INPUT FOR THIS TASK:
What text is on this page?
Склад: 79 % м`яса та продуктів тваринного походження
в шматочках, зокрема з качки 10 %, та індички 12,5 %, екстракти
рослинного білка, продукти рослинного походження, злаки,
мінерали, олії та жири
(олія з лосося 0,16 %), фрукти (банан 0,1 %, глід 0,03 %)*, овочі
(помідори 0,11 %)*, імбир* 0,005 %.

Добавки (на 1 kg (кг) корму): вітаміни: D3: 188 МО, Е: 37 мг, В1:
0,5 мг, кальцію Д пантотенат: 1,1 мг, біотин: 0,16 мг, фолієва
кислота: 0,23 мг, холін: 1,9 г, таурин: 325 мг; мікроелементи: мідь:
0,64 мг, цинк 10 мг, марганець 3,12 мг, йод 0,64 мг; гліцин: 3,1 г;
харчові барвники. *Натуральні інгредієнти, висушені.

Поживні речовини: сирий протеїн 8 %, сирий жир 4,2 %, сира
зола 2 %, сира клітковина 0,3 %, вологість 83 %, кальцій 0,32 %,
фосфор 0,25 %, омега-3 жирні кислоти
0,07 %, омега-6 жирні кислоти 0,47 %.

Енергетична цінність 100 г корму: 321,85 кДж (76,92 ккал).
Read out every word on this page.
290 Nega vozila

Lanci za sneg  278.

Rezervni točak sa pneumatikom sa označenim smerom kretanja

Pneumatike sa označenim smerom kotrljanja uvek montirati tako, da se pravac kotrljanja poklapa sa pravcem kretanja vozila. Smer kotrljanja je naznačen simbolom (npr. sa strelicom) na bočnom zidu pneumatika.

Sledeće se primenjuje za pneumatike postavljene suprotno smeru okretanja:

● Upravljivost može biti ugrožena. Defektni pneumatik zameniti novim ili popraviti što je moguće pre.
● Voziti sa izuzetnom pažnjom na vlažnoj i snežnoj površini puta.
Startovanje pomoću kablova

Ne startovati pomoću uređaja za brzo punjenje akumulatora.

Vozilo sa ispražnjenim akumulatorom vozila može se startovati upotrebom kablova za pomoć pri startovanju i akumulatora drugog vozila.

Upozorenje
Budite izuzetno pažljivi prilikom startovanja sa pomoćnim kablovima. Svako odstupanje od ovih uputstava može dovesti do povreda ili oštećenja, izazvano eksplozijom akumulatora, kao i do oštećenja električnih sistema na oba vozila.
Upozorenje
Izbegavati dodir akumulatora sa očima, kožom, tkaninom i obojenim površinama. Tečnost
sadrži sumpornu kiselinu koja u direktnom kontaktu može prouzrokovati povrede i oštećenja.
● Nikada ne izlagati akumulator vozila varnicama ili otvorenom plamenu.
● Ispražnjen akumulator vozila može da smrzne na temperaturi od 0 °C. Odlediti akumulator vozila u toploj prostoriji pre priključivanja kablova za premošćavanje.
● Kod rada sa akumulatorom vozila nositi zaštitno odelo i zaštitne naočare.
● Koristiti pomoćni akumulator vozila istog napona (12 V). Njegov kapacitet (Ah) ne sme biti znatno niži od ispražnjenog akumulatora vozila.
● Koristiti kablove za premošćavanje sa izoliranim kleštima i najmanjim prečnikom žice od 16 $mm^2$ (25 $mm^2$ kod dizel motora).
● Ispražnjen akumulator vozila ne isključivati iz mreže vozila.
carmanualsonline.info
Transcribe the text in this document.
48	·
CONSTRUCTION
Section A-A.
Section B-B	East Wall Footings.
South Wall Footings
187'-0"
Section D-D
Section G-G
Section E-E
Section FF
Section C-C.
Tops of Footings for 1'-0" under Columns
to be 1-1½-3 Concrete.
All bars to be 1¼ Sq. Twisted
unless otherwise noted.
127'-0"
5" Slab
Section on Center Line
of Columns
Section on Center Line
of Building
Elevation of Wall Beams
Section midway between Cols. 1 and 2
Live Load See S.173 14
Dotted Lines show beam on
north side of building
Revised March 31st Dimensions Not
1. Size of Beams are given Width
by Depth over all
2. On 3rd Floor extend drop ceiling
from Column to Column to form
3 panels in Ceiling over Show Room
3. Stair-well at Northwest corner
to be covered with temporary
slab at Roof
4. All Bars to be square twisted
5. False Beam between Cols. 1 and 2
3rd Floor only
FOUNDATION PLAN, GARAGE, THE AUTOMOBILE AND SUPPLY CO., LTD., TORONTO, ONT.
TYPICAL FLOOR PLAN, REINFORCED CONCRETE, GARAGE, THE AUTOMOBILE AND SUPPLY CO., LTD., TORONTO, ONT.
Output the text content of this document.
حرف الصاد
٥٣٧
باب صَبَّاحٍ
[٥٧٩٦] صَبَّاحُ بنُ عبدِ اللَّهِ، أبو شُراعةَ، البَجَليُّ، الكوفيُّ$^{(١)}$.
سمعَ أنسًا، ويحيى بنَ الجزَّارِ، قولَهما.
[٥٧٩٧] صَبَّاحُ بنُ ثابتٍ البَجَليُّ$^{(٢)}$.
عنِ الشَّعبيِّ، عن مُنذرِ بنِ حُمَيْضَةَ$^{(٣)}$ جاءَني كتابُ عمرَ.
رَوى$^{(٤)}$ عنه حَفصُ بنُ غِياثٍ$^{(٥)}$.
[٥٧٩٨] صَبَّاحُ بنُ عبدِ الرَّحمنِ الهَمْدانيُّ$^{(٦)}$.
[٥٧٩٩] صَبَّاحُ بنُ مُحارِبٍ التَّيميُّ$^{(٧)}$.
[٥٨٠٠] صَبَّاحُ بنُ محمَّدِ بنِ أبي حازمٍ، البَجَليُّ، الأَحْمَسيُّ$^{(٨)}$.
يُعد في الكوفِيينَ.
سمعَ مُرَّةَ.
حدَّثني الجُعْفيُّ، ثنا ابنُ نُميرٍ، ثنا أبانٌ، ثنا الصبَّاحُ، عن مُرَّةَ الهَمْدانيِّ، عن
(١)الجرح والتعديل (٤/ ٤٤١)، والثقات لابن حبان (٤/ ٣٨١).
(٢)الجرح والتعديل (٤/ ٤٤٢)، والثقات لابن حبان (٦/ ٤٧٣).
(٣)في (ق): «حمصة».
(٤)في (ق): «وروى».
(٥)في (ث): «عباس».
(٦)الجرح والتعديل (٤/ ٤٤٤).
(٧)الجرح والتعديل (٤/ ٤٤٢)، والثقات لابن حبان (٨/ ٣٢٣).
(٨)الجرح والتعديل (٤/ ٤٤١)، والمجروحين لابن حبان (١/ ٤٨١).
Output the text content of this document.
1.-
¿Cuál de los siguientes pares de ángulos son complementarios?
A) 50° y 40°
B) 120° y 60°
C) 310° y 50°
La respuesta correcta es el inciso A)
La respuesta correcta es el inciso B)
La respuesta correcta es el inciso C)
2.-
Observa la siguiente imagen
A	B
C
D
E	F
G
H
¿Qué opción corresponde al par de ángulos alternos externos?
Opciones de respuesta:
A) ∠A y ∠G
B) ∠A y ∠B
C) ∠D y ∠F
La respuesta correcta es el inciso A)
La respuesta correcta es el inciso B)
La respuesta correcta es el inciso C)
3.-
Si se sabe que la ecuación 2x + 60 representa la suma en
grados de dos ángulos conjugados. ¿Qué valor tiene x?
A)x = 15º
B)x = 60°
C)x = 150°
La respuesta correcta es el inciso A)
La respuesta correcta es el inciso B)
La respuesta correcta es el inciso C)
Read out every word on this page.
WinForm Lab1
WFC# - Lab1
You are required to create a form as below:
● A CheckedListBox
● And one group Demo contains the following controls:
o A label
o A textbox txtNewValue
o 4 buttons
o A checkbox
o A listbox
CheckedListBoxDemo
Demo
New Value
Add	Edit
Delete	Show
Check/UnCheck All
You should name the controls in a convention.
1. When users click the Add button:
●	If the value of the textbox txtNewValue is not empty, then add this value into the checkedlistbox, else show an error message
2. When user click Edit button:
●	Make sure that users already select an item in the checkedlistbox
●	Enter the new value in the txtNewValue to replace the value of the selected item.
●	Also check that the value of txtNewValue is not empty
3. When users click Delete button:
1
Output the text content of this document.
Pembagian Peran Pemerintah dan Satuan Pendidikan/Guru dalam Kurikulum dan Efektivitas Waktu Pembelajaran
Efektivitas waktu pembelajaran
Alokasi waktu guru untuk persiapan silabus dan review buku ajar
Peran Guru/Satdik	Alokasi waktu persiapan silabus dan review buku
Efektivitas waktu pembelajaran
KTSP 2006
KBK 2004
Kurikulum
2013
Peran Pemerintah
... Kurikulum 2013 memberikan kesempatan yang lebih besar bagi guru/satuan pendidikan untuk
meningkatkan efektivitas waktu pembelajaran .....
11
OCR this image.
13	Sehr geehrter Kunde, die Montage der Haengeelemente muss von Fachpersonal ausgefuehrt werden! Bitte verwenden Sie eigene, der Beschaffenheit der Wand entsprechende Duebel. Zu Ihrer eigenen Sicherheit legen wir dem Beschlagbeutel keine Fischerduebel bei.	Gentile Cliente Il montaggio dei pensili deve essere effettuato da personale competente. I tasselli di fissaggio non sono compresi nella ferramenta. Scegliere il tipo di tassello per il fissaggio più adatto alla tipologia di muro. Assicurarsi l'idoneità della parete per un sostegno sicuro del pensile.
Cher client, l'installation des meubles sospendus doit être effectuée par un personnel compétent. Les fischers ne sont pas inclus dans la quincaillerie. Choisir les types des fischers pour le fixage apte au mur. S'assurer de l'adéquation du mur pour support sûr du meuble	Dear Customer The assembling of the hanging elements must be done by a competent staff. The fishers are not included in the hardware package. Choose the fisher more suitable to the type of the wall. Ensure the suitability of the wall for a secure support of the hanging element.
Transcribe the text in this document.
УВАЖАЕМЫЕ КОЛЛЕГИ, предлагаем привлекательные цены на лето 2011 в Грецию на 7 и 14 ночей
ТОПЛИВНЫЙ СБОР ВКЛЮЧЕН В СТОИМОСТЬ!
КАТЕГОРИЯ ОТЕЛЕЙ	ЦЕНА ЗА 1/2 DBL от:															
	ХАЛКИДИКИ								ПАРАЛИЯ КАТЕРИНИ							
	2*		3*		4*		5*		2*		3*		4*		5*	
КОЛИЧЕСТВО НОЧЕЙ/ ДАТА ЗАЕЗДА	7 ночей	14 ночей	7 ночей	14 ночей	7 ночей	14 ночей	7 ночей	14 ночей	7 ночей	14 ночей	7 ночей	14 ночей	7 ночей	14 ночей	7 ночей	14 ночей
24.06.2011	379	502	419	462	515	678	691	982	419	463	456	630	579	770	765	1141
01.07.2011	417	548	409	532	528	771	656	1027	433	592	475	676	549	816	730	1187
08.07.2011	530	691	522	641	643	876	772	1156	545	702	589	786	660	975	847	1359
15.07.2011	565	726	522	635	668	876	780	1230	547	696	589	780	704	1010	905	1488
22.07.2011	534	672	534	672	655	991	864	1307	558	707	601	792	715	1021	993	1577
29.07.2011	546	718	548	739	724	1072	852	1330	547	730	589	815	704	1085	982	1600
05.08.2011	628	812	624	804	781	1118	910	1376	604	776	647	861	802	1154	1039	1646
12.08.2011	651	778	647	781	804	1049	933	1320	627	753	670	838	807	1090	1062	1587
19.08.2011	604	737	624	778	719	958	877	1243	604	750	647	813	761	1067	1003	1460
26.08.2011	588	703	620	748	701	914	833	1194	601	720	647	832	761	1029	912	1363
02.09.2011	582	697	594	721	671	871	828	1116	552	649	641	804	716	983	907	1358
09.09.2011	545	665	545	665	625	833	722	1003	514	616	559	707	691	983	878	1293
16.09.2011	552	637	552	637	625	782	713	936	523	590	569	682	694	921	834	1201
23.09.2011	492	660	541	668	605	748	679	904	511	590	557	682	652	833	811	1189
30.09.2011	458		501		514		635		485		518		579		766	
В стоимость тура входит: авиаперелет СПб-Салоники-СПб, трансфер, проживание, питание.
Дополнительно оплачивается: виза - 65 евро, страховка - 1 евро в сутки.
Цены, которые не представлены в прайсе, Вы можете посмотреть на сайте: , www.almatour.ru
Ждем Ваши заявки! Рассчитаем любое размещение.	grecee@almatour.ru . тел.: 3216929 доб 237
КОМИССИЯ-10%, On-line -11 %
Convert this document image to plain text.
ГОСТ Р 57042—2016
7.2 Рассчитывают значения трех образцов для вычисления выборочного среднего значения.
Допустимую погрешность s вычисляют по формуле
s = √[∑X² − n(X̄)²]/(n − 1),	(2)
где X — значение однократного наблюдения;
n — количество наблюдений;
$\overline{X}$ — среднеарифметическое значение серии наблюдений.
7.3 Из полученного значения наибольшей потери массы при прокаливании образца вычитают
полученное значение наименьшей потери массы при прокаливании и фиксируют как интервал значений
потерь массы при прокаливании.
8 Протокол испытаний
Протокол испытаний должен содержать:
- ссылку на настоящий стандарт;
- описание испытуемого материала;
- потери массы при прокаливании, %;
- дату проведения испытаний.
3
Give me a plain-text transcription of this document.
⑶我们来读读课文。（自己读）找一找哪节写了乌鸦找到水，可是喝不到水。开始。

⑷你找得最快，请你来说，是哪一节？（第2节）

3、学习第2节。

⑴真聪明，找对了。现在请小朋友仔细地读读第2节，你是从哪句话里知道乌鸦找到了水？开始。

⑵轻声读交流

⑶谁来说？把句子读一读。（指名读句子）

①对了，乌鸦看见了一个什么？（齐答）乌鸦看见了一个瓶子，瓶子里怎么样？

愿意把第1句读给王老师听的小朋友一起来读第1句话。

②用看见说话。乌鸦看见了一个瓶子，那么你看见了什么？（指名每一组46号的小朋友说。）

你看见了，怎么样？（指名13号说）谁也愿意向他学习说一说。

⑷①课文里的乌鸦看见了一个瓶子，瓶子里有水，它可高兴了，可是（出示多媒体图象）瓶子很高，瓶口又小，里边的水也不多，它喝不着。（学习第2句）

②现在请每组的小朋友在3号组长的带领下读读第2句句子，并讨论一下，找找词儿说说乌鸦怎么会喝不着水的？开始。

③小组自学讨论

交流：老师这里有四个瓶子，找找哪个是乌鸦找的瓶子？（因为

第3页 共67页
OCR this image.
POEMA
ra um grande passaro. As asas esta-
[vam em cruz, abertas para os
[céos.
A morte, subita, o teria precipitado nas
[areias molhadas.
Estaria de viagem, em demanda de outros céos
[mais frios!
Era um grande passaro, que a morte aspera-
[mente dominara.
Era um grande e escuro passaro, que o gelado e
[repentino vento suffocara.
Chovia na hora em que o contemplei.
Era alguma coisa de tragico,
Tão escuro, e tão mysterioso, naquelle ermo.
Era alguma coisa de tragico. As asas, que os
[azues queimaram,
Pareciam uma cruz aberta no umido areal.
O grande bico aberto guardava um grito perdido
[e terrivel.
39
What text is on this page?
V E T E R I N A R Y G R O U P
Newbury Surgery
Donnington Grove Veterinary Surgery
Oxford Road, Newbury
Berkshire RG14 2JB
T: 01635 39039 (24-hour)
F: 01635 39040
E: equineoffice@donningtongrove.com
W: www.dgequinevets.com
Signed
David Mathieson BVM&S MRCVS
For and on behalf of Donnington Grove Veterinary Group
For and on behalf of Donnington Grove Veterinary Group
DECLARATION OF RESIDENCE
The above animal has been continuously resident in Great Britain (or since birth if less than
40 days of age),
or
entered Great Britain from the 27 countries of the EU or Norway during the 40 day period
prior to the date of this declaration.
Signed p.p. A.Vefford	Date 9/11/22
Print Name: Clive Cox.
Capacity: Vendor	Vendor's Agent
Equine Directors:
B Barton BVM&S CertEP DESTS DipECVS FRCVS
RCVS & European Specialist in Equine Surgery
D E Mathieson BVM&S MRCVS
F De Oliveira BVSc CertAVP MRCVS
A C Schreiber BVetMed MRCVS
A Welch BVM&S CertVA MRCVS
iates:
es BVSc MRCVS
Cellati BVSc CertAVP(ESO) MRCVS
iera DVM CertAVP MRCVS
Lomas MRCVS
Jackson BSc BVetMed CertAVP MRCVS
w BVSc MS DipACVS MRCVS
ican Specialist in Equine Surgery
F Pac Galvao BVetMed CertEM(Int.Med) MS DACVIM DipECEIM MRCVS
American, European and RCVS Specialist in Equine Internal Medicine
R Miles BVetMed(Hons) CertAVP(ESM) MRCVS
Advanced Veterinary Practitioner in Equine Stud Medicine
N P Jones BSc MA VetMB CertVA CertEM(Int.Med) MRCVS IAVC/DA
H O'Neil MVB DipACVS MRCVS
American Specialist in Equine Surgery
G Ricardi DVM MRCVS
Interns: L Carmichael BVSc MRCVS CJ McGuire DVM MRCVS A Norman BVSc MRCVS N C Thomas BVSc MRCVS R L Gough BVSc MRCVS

WHAT YOU HAVE TO DO: Pick out lines containing the word "Pemerintah", each one as written.

SOLVED EXERCISE:
Pembagian Peran Pemerintah dan Satuan Pendidikan/Guru dalam Kurikulum dan Efektivitas Waktu Pembelajaran
Peran Pemerintah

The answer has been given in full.